▶ **Text to read**

# Memphis 16- ST1000D



## big pimpin (Nov 22, 2001)

Driving along wit the beat playing and the sub amp shut off. Found the fuse for the amp power under the hood blew. Went to put another fuse in and it sparked. Disconnected the power to the amp and then I could install a fuse without it sparking. So it seems the amp is grounding out. Took the bottom plate off and don't see anything burned on he board nor does it smell burnt.

Anything I can or should test?


----------



## 79 cutty (Sep 27, 2005)

Are your wires pinched anywhere? Or another thing to look for if you blew the inline fuse...did you look at the fuses on the amp itself?


----------



## xSSive (Apr 26, 2004)

> _Originally posted by 79 cutty_@Jul 29 2008, 08:17 AM~11204556
> *Are your wires pinched anywhere? Or another thing to look for if you blew the inline fuse...did you look at the fuses on the amp itself?
> *





I bet your power wire is rubbing on something and has exposed bare wire somewhere.


----------



## big pimpin (Nov 22, 2001)

The amp itself did not blow its internal fuses. The installation was tight so I didn't think the power wire itself was grounding out.....the only place it could be would be on the amp itself because after I disconnected the power wire off the amp I could then plug the fuse back in without blowing it. hhhmmmm...


But I will double check that guys tonight....good looking out. I'll let you know. Thanks.


----------



## xSSive (Apr 26, 2004)

> _Originally posted by big pimpin_@Jul 29 2008, 08:45 AM~11204706
> *The amp itself did not blow its internal fuses.      The installation was tight so I didn't think the power wire itself was grounding out.....the only place it could be would be on the amp itself because after I disconnected the power wire off the amp I could then plug the fuse back in without blowing it.   hhhmmmm...

▶ **Stored rows**
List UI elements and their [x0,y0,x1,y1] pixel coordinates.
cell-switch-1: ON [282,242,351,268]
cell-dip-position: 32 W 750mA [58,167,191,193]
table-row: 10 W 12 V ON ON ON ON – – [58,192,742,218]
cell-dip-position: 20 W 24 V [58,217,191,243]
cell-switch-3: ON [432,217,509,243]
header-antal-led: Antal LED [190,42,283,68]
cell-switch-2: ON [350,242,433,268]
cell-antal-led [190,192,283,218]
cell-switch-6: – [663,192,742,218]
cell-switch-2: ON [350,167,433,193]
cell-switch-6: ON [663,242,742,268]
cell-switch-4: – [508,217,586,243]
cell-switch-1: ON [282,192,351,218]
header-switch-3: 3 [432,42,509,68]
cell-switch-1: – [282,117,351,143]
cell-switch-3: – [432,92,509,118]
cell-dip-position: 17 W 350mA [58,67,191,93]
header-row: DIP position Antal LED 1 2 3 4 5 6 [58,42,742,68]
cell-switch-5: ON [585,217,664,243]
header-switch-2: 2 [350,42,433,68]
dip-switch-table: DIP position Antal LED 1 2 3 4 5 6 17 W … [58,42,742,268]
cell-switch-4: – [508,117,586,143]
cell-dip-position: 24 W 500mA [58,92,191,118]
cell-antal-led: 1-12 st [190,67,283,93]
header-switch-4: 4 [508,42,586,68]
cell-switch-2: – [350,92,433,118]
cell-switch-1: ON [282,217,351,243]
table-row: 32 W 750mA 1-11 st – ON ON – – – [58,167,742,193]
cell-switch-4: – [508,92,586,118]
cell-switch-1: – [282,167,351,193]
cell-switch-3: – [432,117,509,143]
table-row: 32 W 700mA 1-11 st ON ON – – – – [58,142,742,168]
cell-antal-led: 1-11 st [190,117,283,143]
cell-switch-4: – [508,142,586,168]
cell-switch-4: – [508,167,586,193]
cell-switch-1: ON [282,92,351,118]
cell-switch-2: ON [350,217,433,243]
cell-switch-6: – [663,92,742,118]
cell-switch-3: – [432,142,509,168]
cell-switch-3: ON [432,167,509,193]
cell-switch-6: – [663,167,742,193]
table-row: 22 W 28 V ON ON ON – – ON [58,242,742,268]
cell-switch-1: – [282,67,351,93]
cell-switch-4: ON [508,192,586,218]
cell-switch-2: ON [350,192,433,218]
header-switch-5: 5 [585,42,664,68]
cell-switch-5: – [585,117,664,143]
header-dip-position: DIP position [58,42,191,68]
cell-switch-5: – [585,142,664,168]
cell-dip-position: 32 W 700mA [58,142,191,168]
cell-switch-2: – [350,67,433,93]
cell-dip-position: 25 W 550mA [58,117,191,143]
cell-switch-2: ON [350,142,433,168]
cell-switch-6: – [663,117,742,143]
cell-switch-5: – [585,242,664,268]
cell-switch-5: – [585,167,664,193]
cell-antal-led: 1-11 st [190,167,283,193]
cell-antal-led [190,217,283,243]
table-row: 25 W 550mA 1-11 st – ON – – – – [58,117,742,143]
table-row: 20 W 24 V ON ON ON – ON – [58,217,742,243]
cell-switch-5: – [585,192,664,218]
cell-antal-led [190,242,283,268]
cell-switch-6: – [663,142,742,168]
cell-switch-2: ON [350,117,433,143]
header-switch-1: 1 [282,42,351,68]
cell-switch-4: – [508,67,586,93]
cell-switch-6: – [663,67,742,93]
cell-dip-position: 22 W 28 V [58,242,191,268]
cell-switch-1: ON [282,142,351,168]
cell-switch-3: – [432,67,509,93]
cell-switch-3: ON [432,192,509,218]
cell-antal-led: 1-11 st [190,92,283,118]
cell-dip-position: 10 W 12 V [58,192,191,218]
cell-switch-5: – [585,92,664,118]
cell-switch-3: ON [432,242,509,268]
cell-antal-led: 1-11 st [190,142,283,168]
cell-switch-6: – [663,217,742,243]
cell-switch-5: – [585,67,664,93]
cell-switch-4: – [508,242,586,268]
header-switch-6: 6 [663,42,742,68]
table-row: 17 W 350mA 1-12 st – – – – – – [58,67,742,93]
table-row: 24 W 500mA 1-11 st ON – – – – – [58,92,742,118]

▶ **Task description**
In the Memphis amplifier thread, what happened when the original poster first tried to put a new fuse in for the amp power?

▶ **Worked solution**
It sparked.